(Item position entries)
######

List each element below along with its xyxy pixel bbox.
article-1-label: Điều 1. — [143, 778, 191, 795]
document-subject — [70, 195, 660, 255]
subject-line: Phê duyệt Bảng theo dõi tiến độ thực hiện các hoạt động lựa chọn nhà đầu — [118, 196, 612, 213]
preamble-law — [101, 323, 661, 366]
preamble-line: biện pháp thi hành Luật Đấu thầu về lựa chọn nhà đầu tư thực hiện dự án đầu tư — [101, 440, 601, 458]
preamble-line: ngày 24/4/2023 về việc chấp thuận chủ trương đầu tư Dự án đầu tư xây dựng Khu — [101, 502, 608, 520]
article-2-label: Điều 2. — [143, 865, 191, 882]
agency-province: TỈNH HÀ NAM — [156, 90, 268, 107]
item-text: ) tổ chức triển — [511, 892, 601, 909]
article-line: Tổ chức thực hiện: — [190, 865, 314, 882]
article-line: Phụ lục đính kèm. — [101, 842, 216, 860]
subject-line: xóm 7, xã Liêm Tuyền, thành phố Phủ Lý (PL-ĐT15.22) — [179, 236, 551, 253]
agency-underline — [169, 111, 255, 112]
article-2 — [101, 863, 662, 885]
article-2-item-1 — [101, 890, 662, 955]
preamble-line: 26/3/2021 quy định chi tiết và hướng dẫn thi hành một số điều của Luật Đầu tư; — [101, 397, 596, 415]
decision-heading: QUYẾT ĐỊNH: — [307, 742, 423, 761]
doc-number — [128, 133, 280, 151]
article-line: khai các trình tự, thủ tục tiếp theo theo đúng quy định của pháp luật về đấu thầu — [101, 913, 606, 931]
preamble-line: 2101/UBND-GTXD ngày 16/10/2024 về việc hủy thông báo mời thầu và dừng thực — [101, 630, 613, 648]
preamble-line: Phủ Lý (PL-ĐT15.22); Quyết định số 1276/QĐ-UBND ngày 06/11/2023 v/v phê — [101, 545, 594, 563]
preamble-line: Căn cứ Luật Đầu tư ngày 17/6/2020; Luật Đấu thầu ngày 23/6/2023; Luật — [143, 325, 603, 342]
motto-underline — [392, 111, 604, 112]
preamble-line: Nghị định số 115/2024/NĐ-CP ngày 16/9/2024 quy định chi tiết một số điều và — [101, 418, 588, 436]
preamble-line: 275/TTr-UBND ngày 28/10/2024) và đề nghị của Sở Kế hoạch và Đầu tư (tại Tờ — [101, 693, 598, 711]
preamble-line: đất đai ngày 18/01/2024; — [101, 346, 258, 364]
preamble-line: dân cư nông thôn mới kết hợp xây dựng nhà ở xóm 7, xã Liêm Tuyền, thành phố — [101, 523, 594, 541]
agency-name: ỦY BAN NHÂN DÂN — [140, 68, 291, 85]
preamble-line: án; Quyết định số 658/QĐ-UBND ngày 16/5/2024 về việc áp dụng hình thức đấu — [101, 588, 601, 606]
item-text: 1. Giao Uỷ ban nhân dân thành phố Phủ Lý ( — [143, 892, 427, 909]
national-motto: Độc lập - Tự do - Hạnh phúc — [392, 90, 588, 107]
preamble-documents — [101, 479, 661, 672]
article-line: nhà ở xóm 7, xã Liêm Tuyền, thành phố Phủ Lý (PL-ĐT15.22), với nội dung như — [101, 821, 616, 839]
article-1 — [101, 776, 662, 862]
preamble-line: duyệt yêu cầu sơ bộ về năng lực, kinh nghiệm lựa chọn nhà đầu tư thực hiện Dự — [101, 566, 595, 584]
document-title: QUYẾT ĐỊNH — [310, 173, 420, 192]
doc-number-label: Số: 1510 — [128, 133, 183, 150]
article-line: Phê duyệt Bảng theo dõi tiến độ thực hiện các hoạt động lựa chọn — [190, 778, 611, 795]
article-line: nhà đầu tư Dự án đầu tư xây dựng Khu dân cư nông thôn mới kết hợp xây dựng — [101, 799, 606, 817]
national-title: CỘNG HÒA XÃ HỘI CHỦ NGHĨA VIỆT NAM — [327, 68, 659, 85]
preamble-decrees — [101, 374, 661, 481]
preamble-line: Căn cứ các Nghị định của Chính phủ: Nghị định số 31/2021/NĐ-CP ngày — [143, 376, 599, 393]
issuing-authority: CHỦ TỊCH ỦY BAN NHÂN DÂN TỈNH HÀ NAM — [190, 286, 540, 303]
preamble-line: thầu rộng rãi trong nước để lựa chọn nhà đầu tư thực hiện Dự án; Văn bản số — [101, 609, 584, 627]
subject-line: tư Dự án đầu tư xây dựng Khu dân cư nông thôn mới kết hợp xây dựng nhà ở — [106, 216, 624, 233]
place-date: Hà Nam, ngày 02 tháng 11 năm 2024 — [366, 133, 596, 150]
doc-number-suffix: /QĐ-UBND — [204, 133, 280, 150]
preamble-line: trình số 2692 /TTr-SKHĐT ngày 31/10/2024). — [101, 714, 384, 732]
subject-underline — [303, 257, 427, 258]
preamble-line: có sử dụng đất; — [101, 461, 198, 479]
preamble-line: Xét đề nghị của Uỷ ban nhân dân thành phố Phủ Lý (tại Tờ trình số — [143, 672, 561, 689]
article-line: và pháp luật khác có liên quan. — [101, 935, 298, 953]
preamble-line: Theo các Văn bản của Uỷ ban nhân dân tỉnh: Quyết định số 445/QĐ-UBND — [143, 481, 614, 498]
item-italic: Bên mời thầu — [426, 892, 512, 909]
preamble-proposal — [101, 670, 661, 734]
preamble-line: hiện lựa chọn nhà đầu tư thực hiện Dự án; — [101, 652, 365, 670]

######

What the task requires:
Convert every line of the records into a numbered list, omitting any blank lines.

Task response:
1. List each element below along with its xyxy pixel bbox.
2. article-1-label: Điều 1. — [143, 778, 191, 795]
3. document-subject — [70, 195, 660, 255]
4. subject-line: Phê duyệt Bảng theo dõi tiến độ thực hiện các hoạt động lựa chọn nhà đầu — [118, 196, 612, 213]
5. preamble-law — [101, 323, 661, 366]
6. preamble-line: biện pháp thi hành Luật Đấu thầu về lựa chọn nhà đầu tư thực hiện dự án đầu tư — [101, 440, 601, 458]
7. preamble-line: ngày 24/4/2023 về việc chấp thuận chủ trương đầu tư Dự án đầu tư xây dựng Khu — [101, 502, 608, 520]
8. article-2-label: Điều 2. — [143, 865, 191, 882]
9. agency-province: TỈNH HÀ NAM — [156, 90, 268, 107]
10. item-text: ) tổ chức triển — [511, 892, 601, 909]
11. article-line: Tổ chức thực hiện: — [190, 865, 314, 882]
12. article-line: Phụ lục đính kèm. — [101, 842, 216, 860]
13. subject-line: xóm 7, xã Liêm Tuyền, thành phố Phủ Lý (PL-ĐT15.22) — [179, 236, 551, 253]
14. agency-underline — [169, 111, 255, 112]
15. article-2 — [101, 863, 662, 885]
16. article-2-item-1 — [101, 890, 662, 955]
17. preamble-line: 26/3/2021 quy định chi tiết và hướng dẫn thi hành một số điều của Luật Đầu tư; — [101, 397, 596, 415]
18. decision-heading: QUYẾT ĐỊNH: — [307, 742, 423, 761]
19. doc-number — [128, 133, 280, 151]
20. article-line: khai các trình tự, thủ tục tiếp theo theo đúng quy định của pháp luật về đấu thầu — [101, 913, 606, 931]
21. preamble-line: 2101/UBND-GTXD ngày 16/10/2024 về việc hủy thông báo mời thầu và dừng thực — [101, 630, 613, 648]
22. preamble-line: Phủ Lý (PL-ĐT15.22); Quyết định số 1276/QĐ-UBND ngày 06/11/2023 v/v phê — [101, 545, 594, 563]
23. preamble-line: Căn cứ Luật Đầu tư ngày 17/6/2020; Luật Đấu thầu ngày 23/6/2023; Luật — [143, 325, 603, 342]
24. motto-underline — [392, 111, 604, 112]
25. preamble-line: Nghị định số 115/2024/NĐ-CP ngày 16/9/2024 quy định chi tiết một số điều và — [101, 418, 588, 436]
26. preamble-line: 275/TTr-UBND ngày 28/10/2024) và đề nghị của Sở Kế hoạch và Đầu tư (tại Tờ — [101, 693, 598, 711]
27. preamble-line: đất đai ngày 18/01/2024; — [101, 346, 258, 364]
28. preamble-line: dân cư nông thôn mới kết hợp xây dựng nhà ở xóm 7, xã Liêm Tuyền, thành phố — [101, 523, 594, 541]
29. agency-name: ỦY BAN NHÂN DÂN — [140, 68, 291, 85]
30. preamble-line: án; Quyết định số 658/QĐ-UBND ngày 16/5/2024 về việc áp dụng hình thức đấu — [101, 588, 601, 606]
31. item-text: 1. Giao Uỷ ban nhân dân thành phố Phủ Lý ( — [143, 892, 427, 909]
32. national-motto: Độc lập - Tự do - Hạnh phúc — [392, 90, 588, 107]
33. preamble-documents — [101, 479, 661, 672]
34. article-line: nhà ở xóm 7, xã Liêm Tuyền, thành phố Phủ Lý (PL-ĐT15.22), với nội dung như — [101, 821, 616, 839]
35. article-1 — [101, 776, 662, 862]
36. preamble-line: duyệt yêu cầu sơ bộ về năng lực, kinh nghiệm lựa chọn nhà đầu tư thực hiện Dự — [101, 566, 595, 584]
37. document-title: QUYẾT ĐỊNH — [310, 173, 420, 192]
38. doc-number-label: Số: 1510 — [128, 133, 183, 150]
39. article-line: Phê duyệt Bảng theo dõi tiến độ thực hiện các hoạt động lựa chọn — [190, 778, 611, 795]
40. article-line: nhà đầu tư Dự án đầu tư xây dựng Khu dân cư nông thôn mới kết hợp xây dựng — [101, 799, 606, 817]
41. national-title: CỘNG HÒA XÃ HỘI CHỦ NGHĨA VIỆT NAM — [327, 68, 659, 85]
42. preamble-decrees — [101, 374, 661, 481]
43. preamble-line: Căn cứ các Nghị định của Chính phủ: Nghị định số 31/2021/NĐ-CP ngày — [143, 376, 599, 393]
44. issuing-authority: CHỦ TỊCH ỦY BAN NHÂN DÂN TỈNH HÀ NAM — [190, 286, 540, 303]
45. preamble-line: thầu rộng rãi trong nước để lựa chọn nhà đầu tư thực hiện Dự án; Văn bản số — [101, 609, 584, 627]
46. subject-line: tư Dự án đầu tư xây dựng Khu dân cư nông thôn mới kết hợp xây dựng nhà ở — [106, 216, 624, 233]
47. place-date: Hà Nam, ngày 02 tháng 11 năm 2024 — [366, 133, 596, 150]
48. doc-number-suffix: /QĐ-UBND — [204, 133, 280, 150]
49. preamble-line: trình số 2692 /TTr-SKHĐT ngày 31/10/2024). — [101, 714, 384, 732]
50. subject-underline — [303, 257, 427, 258]
51. preamble-line: có sử dụng đất; — [101, 461, 198, 479]
52. preamble-line: Xét đề nghị của Uỷ ban nhân dân thành phố Phủ Lý (tại Tờ trình số — [143, 672, 561, 689]
53. article-line: và pháp luật khác có liên quan. — [101, 935, 298, 953]
54. preamble-line: Theo các Văn bản của Uỷ ban nhân dân tỉnh: Quyết định số 445/QĐ-UBND — [143, 481, 614, 498]
55. item-italic: Bên mời thầu — [426, 892, 512, 909]
56. preamble-proposal — [101, 670, 661, 734]
57. preamble-line: hiện lựa chọn nhà đầu tư thực hiện Dự án; — [101, 652, 365, 670]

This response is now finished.